Write out every line of the entries below word for word, leaving out the pictures.

Box coordinate listings
+===+

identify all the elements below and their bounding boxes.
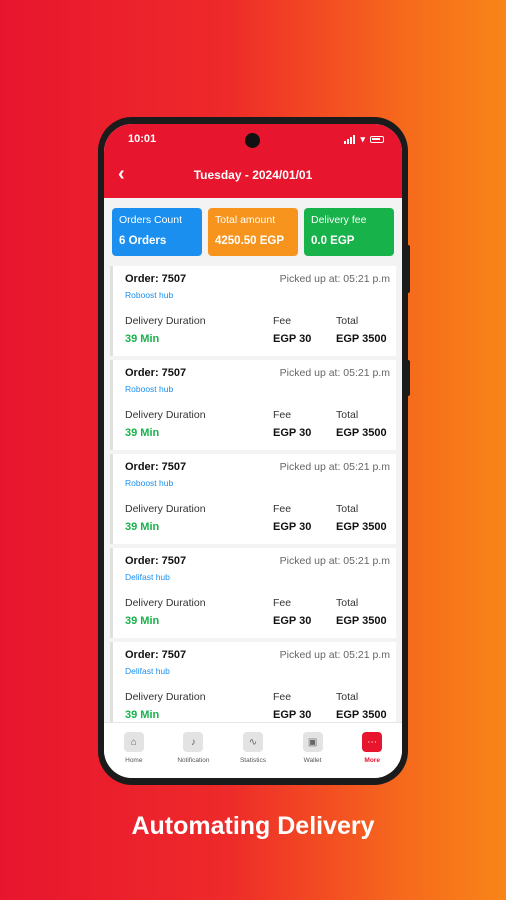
wifi-icon: ▾ xyxy=(360,134,365,144)
tab-wallet[interactable]: ▣ Wallet xyxy=(283,723,343,778)
duration-label: Delivery Duration xyxy=(125,691,206,703)
duration-value: 39 Min xyxy=(125,521,160,533)
summary-value: 0.0 EGP xyxy=(311,235,355,247)
total-label: Total xyxy=(336,409,359,421)
camera-hole xyxy=(245,133,260,148)
fee-label: Fee xyxy=(273,691,292,703)
app-bar: ‹ Tuesday - 2024/01/01 xyxy=(104,154,402,198)
total-value: EGP 3500 xyxy=(336,427,387,439)
duration-label: Delivery Duration xyxy=(125,503,206,515)
order-card[interactable]: Order: 7507 Delifast hub Picked up at: 0… xyxy=(110,548,396,638)
duration-value: 39 Min xyxy=(125,709,160,721)
total-label: Total xyxy=(336,597,359,609)
status-bar: 10:01 ▾ xyxy=(104,124,402,154)
order-list[interactable]: Order: 7507 Roboost hub Picked up at: 05… xyxy=(104,266,402,722)
home-icon: ⌂ xyxy=(123,732,144,752)
total-value: EGP 3500 xyxy=(336,709,387,721)
duration-value: 39 Min xyxy=(125,615,160,627)
tab-label: Notification xyxy=(177,757,210,764)
fee-label: Fee xyxy=(273,503,292,515)
total-value: EGP 3500 xyxy=(336,333,387,345)
picked-up-time: Picked up at: 05:21 p.m xyxy=(279,273,390,285)
duration-value: 39 Min xyxy=(125,427,160,439)
more-icon: ⋯ xyxy=(362,732,383,752)
signal-icon xyxy=(344,135,356,144)
tab-home[interactable]: ⌂ Home xyxy=(104,723,164,778)
summary-card-total: Total amount 4250.50 EGP xyxy=(208,208,298,256)
fee-value: EGP 30 xyxy=(273,709,312,721)
fee-value: EGP 30 xyxy=(273,615,312,627)
tab-label: More xyxy=(364,757,380,764)
battery-icon xyxy=(370,136,384,143)
duration-value: 39 Min xyxy=(125,333,160,345)
order-id: Order: 7507 xyxy=(125,461,187,473)
total-label: Total xyxy=(336,691,359,703)
total-value: EGP 3500 xyxy=(336,615,387,627)
order-hub: Delifast hub xyxy=(125,666,170,676)
tab-statistics[interactable]: ∿ Statistics xyxy=(223,723,283,778)
summary-value: 6 Orders xyxy=(119,235,167,247)
bottom-tab-bar: ⌂ Home ♪ Notification ∿ Statistics ▣ Wal… xyxy=(104,722,402,778)
tab-notification[interactable]: ♪ Notification xyxy=(164,723,224,778)
summary-value: 4250.50 EGP xyxy=(215,235,285,247)
order-id: Order: 7507 xyxy=(125,649,187,661)
summary-label: Orders Count xyxy=(119,214,183,226)
summary-card-orders: Orders Count 6 Orders xyxy=(112,208,202,256)
duration-label: Delivery Duration xyxy=(125,409,206,421)
fee-label: Fee xyxy=(273,315,292,327)
fee-label: Fee xyxy=(273,597,292,609)
order-hub: Delifast hub xyxy=(125,572,170,582)
order-hub: Roboost hub xyxy=(125,478,174,488)
phone-screen: 10:01 ▾ ‹ Tuesday - 2024/01/01 Orders Co… xyxy=(104,124,402,778)
duration-label: Delivery Duration xyxy=(125,315,206,327)
fee-label: Fee xyxy=(273,409,292,421)
tab-label: Wallet xyxy=(303,757,322,764)
summary-cards: Orders Count 6 Orders Total amount 4250.… xyxy=(112,208,394,256)
order-card[interactable]: Order: 7507 Delifast hub Picked up at: 0… xyxy=(110,642,396,722)
page-title: Tuesday - 2024/01/01 xyxy=(193,168,313,182)
tab-more[interactable]: ⋯ More xyxy=(342,723,402,778)
bell-icon: ♪ xyxy=(183,732,204,752)
order-card[interactable]: Order: 7507 Roboost hub Picked up at: 05… xyxy=(110,360,396,450)
picked-up-time: Picked up at: 05:21 p.m xyxy=(279,461,390,473)
order-id: Order: 7507 xyxy=(125,273,187,285)
duration-label: Delivery Duration xyxy=(125,597,206,609)
tab-label: Home xyxy=(125,757,143,764)
wallet-icon: ▣ xyxy=(302,732,323,752)
chart-icon: ∿ xyxy=(242,732,263,752)
total-value: EGP 3500 xyxy=(336,521,387,533)
picked-up-time: Picked up at: 05:21 p.m xyxy=(279,367,390,379)
total-label: Total xyxy=(336,503,359,515)
order-card[interactable]: Order: 7507 Roboost hub Picked up at: 05… xyxy=(110,454,396,544)
tab-label: Statistics xyxy=(239,757,266,764)
picked-up-time: Picked up at: 05:21 p.m xyxy=(279,649,390,661)
status-time: 10:01 xyxy=(128,133,157,145)
fee-value: EGP 30 xyxy=(273,333,312,345)
order-id: Order: 7507 xyxy=(125,555,187,567)
picked-up-time: Picked up at: 05:21 p.m xyxy=(279,555,390,567)
summary-label: Delivery fee xyxy=(311,214,367,226)
status-icons: ▾ xyxy=(344,134,384,145)
fee-value: EGP 30 xyxy=(273,427,312,439)
order-id: Order: 7507 xyxy=(125,367,187,379)
fee-value: EGP 30 xyxy=(273,521,312,533)
order-card[interactable]: Order: 7507 Roboost hub Picked up at: 05… xyxy=(110,266,396,356)
total-label: Total xyxy=(336,315,359,327)
summary-label: Total amount xyxy=(215,214,276,226)
promo-headline: Automating Delivery xyxy=(131,812,375,840)
order-hub: Roboost hub xyxy=(125,290,174,300)
summary-card-fee: Delivery fee 0.0 EGP xyxy=(304,208,394,256)
order-hub: Roboost hub xyxy=(125,384,174,394)
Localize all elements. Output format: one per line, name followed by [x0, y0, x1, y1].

+===+

Completed task
identify all the elements below and their bounding boxes.
wifi-icon: ▾ xyxy=(360,134,365,144)
tab-wallet[interactable]: ▣ Wallet xyxy=(283,723,343,778)
duration-label: Delivery Duration xyxy=(125,691,206,703)
duration-value: 39 Min xyxy=(125,521,160,533)
summary-value: 0.0 EGP xyxy=(311,235,355,247)
total-label: Total xyxy=(336,409,359,421)
camera-hole xyxy=(245,133,260,148)
fee-label: Fee xyxy=(273,691,292,703)
app-bar: ‹ Tuesday - 2024/01/01 xyxy=(104,154,402,198)
total-value: EGP 3500 xyxy=(336,427,387,439)
duration-label: Delivery Duration xyxy=(125,503,206,515)
order-card[interactable]: Order: 7507 Delifast hub Picked up at: 0… xyxy=(110,548,396,638)
duration-value: 39 Min xyxy=(125,709,160,721)
total-label: Total xyxy=(336,597,359,609)
status-bar: 10:01 ▾ xyxy=(104,124,402,154)
order-list[interactable]: Order: 7507 Roboost hub Picked up at: 05… xyxy=(104,266,402,722)
home-icon: ⌂ xyxy=(123,732,144,752)
total-value: EGP 3500 xyxy=(336,709,387,721)
duration-value: 39 Min xyxy=(125,615,160,627)
tab-label: Notification xyxy=(177,757,210,764)
fee-label: Fee xyxy=(273,503,292,515)
total-value: EGP 3500 xyxy=(336,333,387,345)
picked-up-time: Picked up at: 05:21 p.m xyxy=(279,273,390,285)
duration-value: 39 Min xyxy=(125,427,160,439)
more-icon: ⋯ xyxy=(362,732,383,752)
signal-icon xyxy=(344,135,356,144)
tab-home[interactable]: ⌂ Home xyxy=(104,723,164,778)
summary-card-total: Total amount 4250.50 EGP xyxy=(208,208,298,256)
fee-value: EGP 30 xyxy=(273,709,312,721)
fee-value: EGP 30 xyxy=(273,615,312,627)
tab-label: More xyxy=(364,757,380,764)
battery-icon xyxy=(370,136,384,143)
duration-value: 39 Min xyxy=(125,333,160,345)
order-id: Order: 7507 xyxy=(125,461,187,473)
total-label: Total xyxy=(336,691,359,703)
total-value: EGP 3500 xyxy=(336,615,387,627)
order-hub: Delifast hub xyxy=(125,666,170,676)
tab-statistics[interactable]: ∿ Statistics xyxy=(223,723,283,778)
summary-value: 6 Orders xyxy=(119,235,167,247)
bottom-tab-bar: ⌂ Home ♪ Notification ∿ Statistics ▣ Wal… xyxy=(104,722,402,778)
tab-notification[interactable]: ♪ Notification xyxy=(164,723,224,778)
summary-value: 4250.50 EGP xyxy=(215,235,285,247)
order-id: Order: 7507 xyxy=(125,649,187,661)
summary-label: Orders Count xyxy=(119,214,183,226)
summary-card-orders: Orders Count 6 Orders xyxy=(112,208,202,256)
duration-label: Delivery Duration xyxy=(125,409,206,421)
fee-label: Fee xyxy=(273,315,292,327)
fee-label: Fee xyxy=(273,597,292,609)
order-hub: Delifast hub xyxy=(125,572,170,582)
order-hub: Roboost hub xyxy=(125,478,174,488)
phone-screen: 10:01 ▾ ‹ Tuesday - 2024/01/01 Orders Co… xyxy=(104,124,402,778)
duration-label: Delivery Duration xyxy=(125,315,206,327)
fee-label: Fee xyxy=(273,409,292,421)
tab-label: Wallet xyxy=(303,757,322,764)
summary-cards: Orders Count 6 Orders Total amount 4250.… xyxy=(112,208,394,256)
order-card[interactable]: Order: 7507 Delifast hub Picked up at: 0… xyxy=(110,642,396,722)
page-title: Tuesday - 2024/01/01 xyxy=(193,168,313,182)
tab-more[interactable]: ⋯ More xyxy=(342,723,402,778)
bell-icon: ♪ xyxy=(183,732,204,752)
order-card[interactable]: Order: 7507 Roboost hub Picked up at: 05… xyxy=(110,360,396,450)
picked-up-time: Picked up at: 05:21 p.m xyxy=(279,461,390,473)
order-id: Order: 7507 xyxy=(125,273,187,285)
duration-label: Delivery Duration xyxy=(125,597,206,609)
tab-label: Home xyxy=(125,757,143,764)
wallet-icon: ▣ xyxy=(302,732,323,752)
chart-icon: ∿ xyxy=(242,732,263,752)
total-value: EGP 3500 xyxy=(336,521,387,533)
picked-up-time: Picked up at: 05:21 p.m xyxy=(279,367,390,379)
total-label: Total xyxy=(336,503,359,515)
order-card[interactable]: Order: 7507 Roboost hub Picked up at: 05… xyxy=(110,454,396,544)
tab-label: Statistics xyxy=(239,757,266,764)
picked-up-time: Picked up at: 05:21 p.m xyxy=(279,649,390,661)
status-time: 10:01 xyxy=(128,133,157,145)
fee-value: EGP 30 xyxy=(273,333,312,345)
order-id: Order: 7507 xyxy=(125,555,187,567)
picked-up-time: Picked up at: 05:21 p.m xyxy=(279,555,390,567)
summary-label: Delivery fee xyxy=(311,214,367,226)
status-icons: ▾ xyxy=(344,134,384,145)
fee-value: EGP 30 xyxy=(273,427,312,439)
order-id: Order: 7507 xyxy=(125,367,187,379)
fee-value: EGP 30 xyxy=(273,521,312,533)
order-card[interactable]: Order: 7507 Roboost hub Picked up at: 05… xyxy=(110,266,396,356)
total-label: Total xyxy=(336,315,359,327)
summary-label: Total amount xyxy=(215,214,276,226)
promo-headline: Automating Delivery xyxy=(131,812,375,840)
order-hub: Roboost hub xyxy=(125,290,174,300)
summary-card-fee: Delivery fee 0.0 EGP xyxy=(304,208,394,256)
order-hub: Roboost hub xyxy=(125,384,174,394)
Localize all elements. Output format: one per line, name followed by [x0, y0, x1, y1].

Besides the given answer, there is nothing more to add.